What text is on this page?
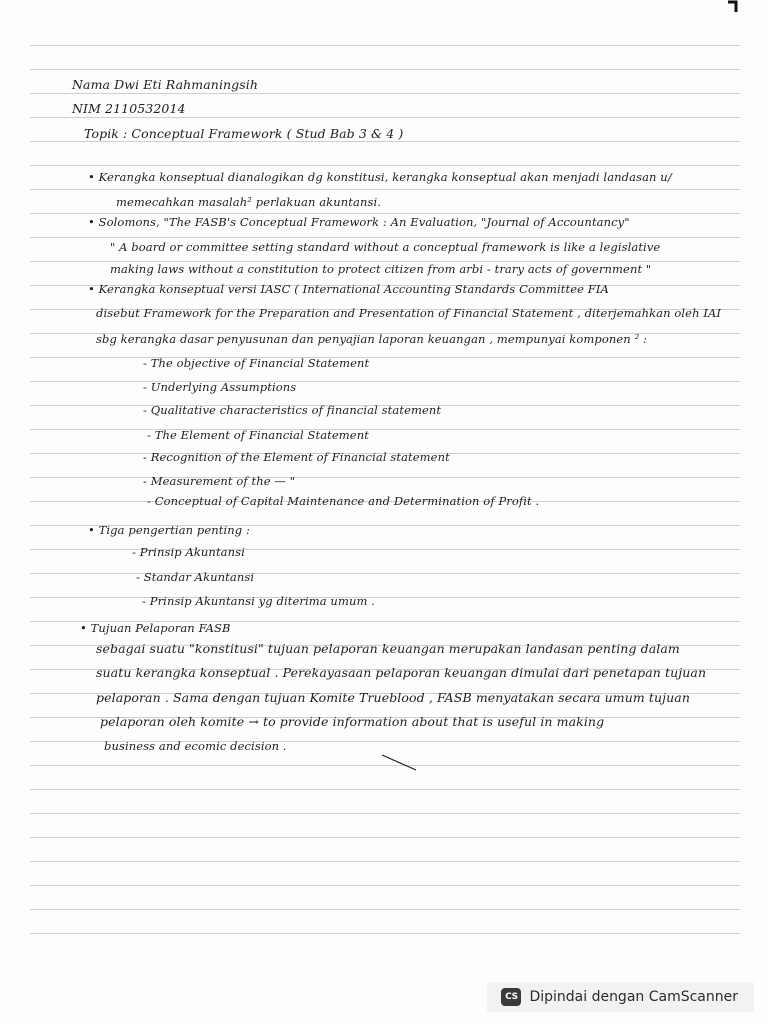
Nama Dwi Eti Rahmaningsih
NIM 2110532014
Topik : Conceptual Framework ( Stud Bab 3 & 4 )
• Kerangka konseptual dianalogikan dg konstitusi, kerangka konseptual akan menjadi landasan u/
memecahkan masalah² perlakuan akuntansi.
• Solomons, "The FASB's Conceptual Framework : An Evaluation, "Journal of Accountancy"
" A board or committee setting standard without a conceptual framework is like a legislative
making laws without a constitution to protect citizen from arbi - trary acts of government "
• Kerangka konseptual versi IASC ( International Accounting Standards Committee FIA
disebut Framework for the Preparation and Presentation of Financial Statement , diterjemahkan oleh IAI
sbg kerangka dasar penyusunan dan penyajian laporan keuangan , mempunyai komponen ² :
- The objective of Financial Statement
- Underlying Assumptions
- Qualitative characteristics of financial statement
- The Element of Financial Statement
- Recognition of the Element of Financial statement
- Measurement of the — "
- Conceptual of Capital Maintenance and Determination of Profit .
• Tiga pengertian penting :
- Prinsip Akuntansi
- Standar Akuntansi
- Prinsip Akuntansi yg diterima umum .
• Tujuan Pelaporan FASB
sebagai suatu "konstitusi" tujuan pelaporan keuangan merupakan landasan penting dalam
suatu kerangka konseptual . Perekayasaan pelaporan keuangan dimulai dari penetapan tujuan
pelaporan . Sama dengan tujuan Komite Trueblood , FASB menyatakan secara umum tujuan
pelaporan oleh komite → to provide information about that is useful in making
business and ecomic decision .
CS Dipindai dengan CamScanner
□ □ □ □
▶ [Directive]: Return all lines with the word "Element" in them.

▶ [The answer]:
- The Element of Financial Statement
- Recognition of the Element of Financial statement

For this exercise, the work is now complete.